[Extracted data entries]
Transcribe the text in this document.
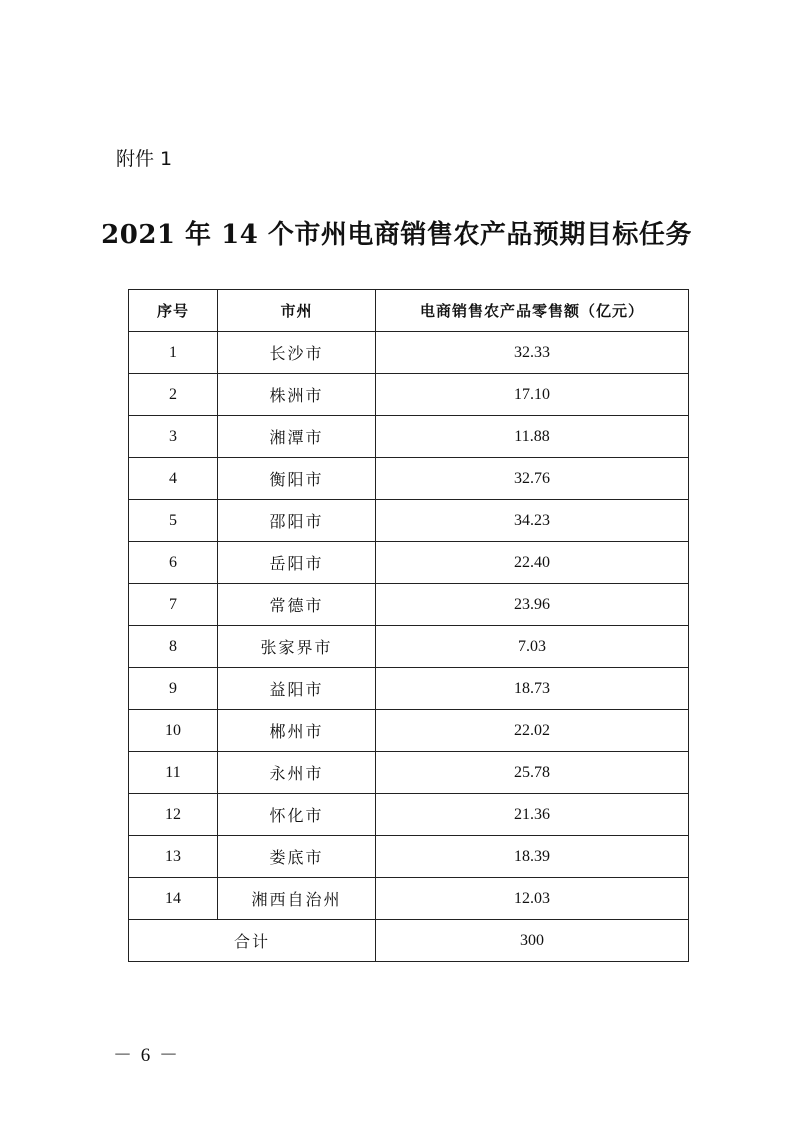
附件 1
2021 年 14 个市州电商销售农产品预期目标任务
序号	市州	电商销售农产品零售额（亿元）
1	长沙市	32.33
2	株洲市	17.10
3	湘潭市	11.88
4	衡阳市	32.76
5	邵阳市	34.23
6	岳阳市	22.40
7	常德市	23.96
8	张家界市	7.03
9	益阳市	18.73
10	郴州市	22.02
11	永州市	25.78
12	怀化市	21.36
13	娄底市	18.39
14	湘西自治州	12.03
合计		300
－ 6 －
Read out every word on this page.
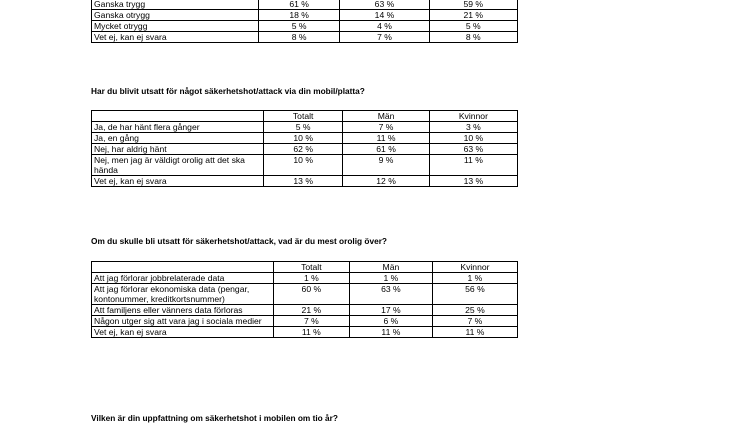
Ganska trygg	61 %	63 %	59 %
Ganska otrygg	18 %	14 %	21 %
Mycket otrygg	5 %	4 %	5 %
Vet ej, kan ej svara	8 %	7 %	8 %
Har du blivit utsatt för något säkerhetshot/attack via din mobil/platta?
	Totalt	Män	Kvinnor
Ja, de har hänt flera gånger	5 %	7 %	3 %
Ja, en gång	10 %	11 %	10 %
Nej, har aldrig hänt	62 %	61 %	63 %
Nej, men jag är väldigt orolig att det ska hända	10 %	9 %	11 %
Vet ej, kan ej svara	13 %	12 %	13 %
Om du skulle bli utsatt för säkerhetshot/attack, vad är du mest orolig över?
	Totalt	Män	Kvinnor
Att jag förlorar jobbrelaterade data	1 %	1 %	1 %
Att jag förlorar ekonomiska data (pengar, kontonummer, kreditkortsnummer)	60 %	63 %	56 %
Att familjens eller vänners data förloras	21 %	17 %	25 %
Någon utger sig att vara jag i sociala medier	7 %	6 %	7 %
Vet ej, kan ej svara	11 %	11 %	11 %
Vilken är din uppfattning om säkerhetshot i mobilen om tio år?
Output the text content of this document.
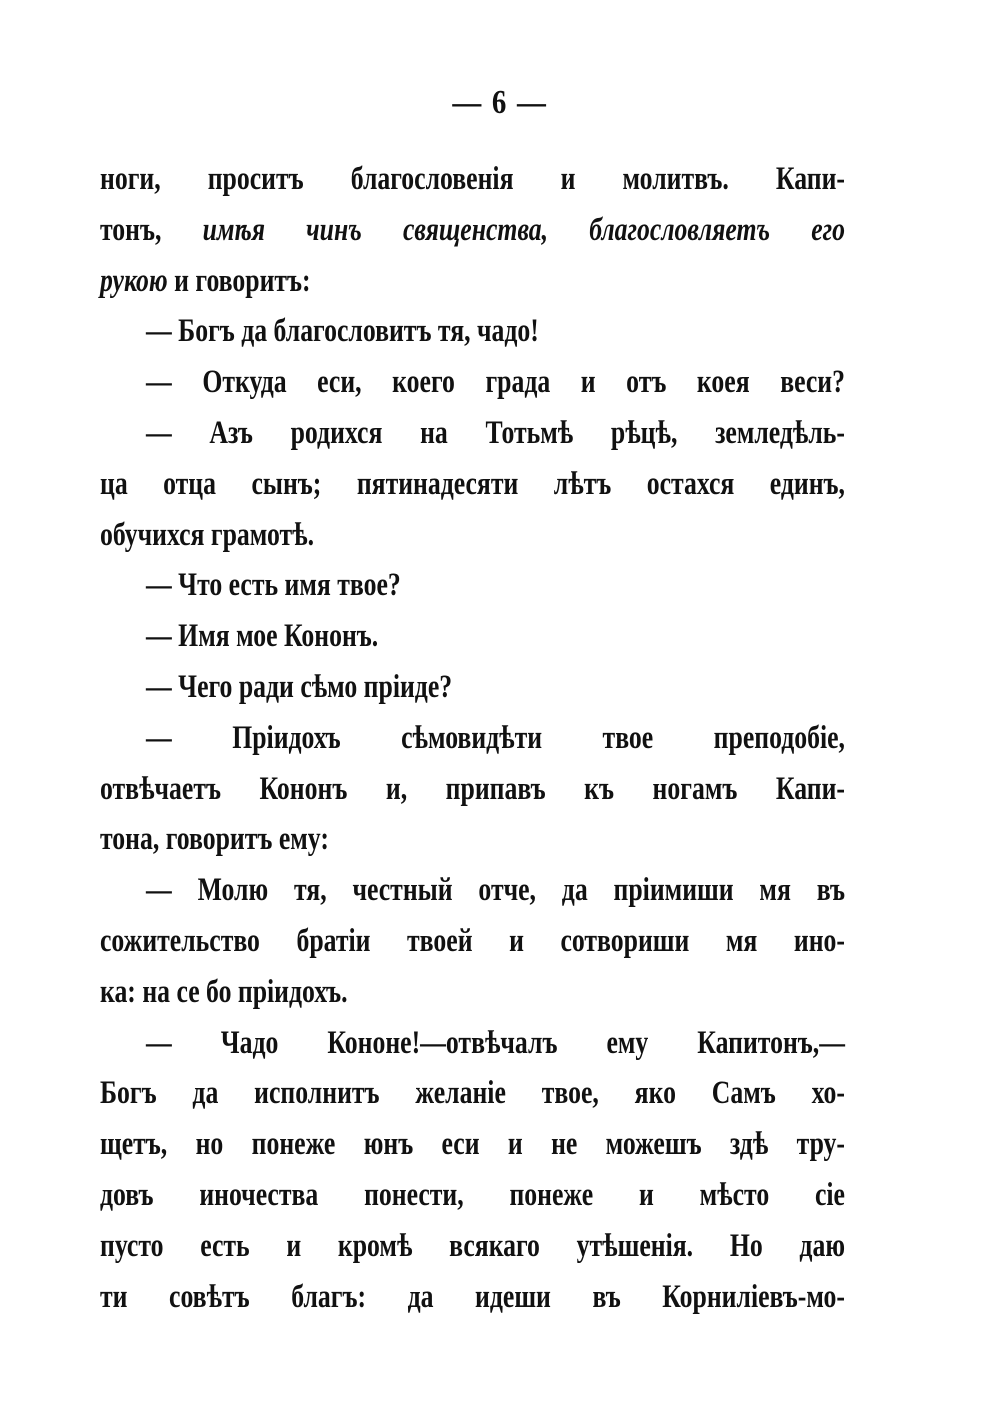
— 6 —
ноги, проситъ благословенія и молитвъ. Капи-
тонъ, имѣя чинъ священства, благословляетъ его
рукою и говоритъ:
— Богъ да благословитъ тя, чадо!
— Откуда еси, коего града и отъ коея веси?
— Азъ родихся на Тотьмѣ рѣцѣ, земледѣль-
ца отца сынъ; пятинадесяти лѣтъ остахся единъ,
обучихся грамотѣ.
— Что есть имя твое?
— Имя мое Кононъ.
— Чего ради сѣмо пріиде?
— Пріидохъ сѣмовидѣти твое преподобіе,
отвѣчаетъ Кононъ и, припавъ къ ногамъ Капи-
тона, говоритъ ему:
— Молю тя, честный отче, да пріимиши мя въ
сожительство братіи твоей и сотвориши мя ино-
ка: на се бо пріидохъ.
— Чадо Кононе!—отвѣчалъ ему Капитонъ,—
Богъ да исполнитъ желаніе твое, яко Самъ хо-
щетъ, но понеже юнъ еси и не можешъ здѣ тру-
довъ иночества понести, понеже и мѣсто сіе
пусто есть и кромѣ всякаго утѣшенія. Но даю
ти совѣтъ благъ: да идеши въ Корниліевъ-мо-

Your objective
The records above should be reproduced exactly, with no pictures included.

Exercise solution
Transcribe the text in this document.
附件 1
2021 年 14 个市州电商销售农产品预期目标任务
序号	市州	电商销售农产品零售额（亿元）
1	长沙市	32.33
2	株洲市	17.10
3	湘潭市	11.88
4	衡阳市	32.76
5	邵阳市	34.23
6	岳阳市	22.40
7	常德市	23.96
8	张家界市	7.03
9	益阳市	18.73
10	郴州市	22.02
11	永州市	25.78
12	怀化市	21.36
13	娄底市	18.39
14	湘西自治州	12.03
合计		300
－ 6 －
Read out every word on this page.
Ganska trygg	61 %	63 %	59 %
Ganska otrygg	18 %	14 %	21 %
Mycket otrygg	5 %	4 %	5 %
Vet ej, kan ej svara	8 %	7 %	8 %
Har du blivit utsatt för något säkerhetshot/attack via din mobil/platta?
	Totalt	Män	Kvinnor
Ja, de har hänt flera gånger	5 %	7 %	3 %
Ja, en gång	10 %	11 %	10 %
Nej, har aldrig hänt	62 %	61 %	63 %
Nej, men jag är väldigt orolig att det ska hända	10 %	9 %	11 %
Vet ej, kan ej svara	13 %	12 %	13 %
Om du skulle bli utsatt för säkerhetshot/attack, vad är du mest orolig över?
	Totalt	Män	Kvinnor
Att jag förlorar jobbrelaterade data	1 %	1 %	1 %
Att jag förlorar ekonomiska data (pengar, kontonummer, kreditkortsnummer)	60 %	63 %	56 %
Att familjens eller vänners data förloras	21 %	17 %	25 %
Någon utger sig att vara jag i sociala medier	7 %	6 %	7 %
Vet ej, kan ej svara	11 %	11 %	11 %
Vilken är din uppfattning om säkerhetshot i mobilen om tio år?
Output the text content of this document.
— 6 —
ноги, проситъ благословенія и молитвъ. Капи-
тонъ, имѣя чинъ священства, благословляетъ его
рукою и говоритъ:
— Богъ да благословитъ тя, чадо!
— Откуда еси, коего града и отъ коея веси?
— Азъ родихся на Тотьмѣ рѣцѣ, земледѣль-
ца отца сынъ; пятинадесяти лѣтъ остахся единъ,
обучихся грамотѣ.
— Что есть имя твое?
— Имя мое Кононъ.
— Чего ради сѣмо пріиде?
— Пріидохъ сѣмовидѣти твое преподобіе,
отвѣчаетъ Кононъ и, припавъ къ ногамъ Капи-
тона, говоритъ ему:
— Молю тя, честный отче, да пріимиши мя въ
сожительство братіи твоей и сотвориши мя ино-
ка: на се бо пріидохъ.
— Чадо Кононе!—отвѣчалъ ему Капитонъ,—
Богъ да исполнитъ желаніе твое, яко Самъ хо-
щетъ, но понеже юнъ еси и не можешъ здѣ тру-
довъ иночества понести, понеже и мѣсто сіе
пусто есть и кромѣ всякаго утѣшенія. Но даю
ти совѣтъ благъ: да идеши въ Корниліевъ-мо-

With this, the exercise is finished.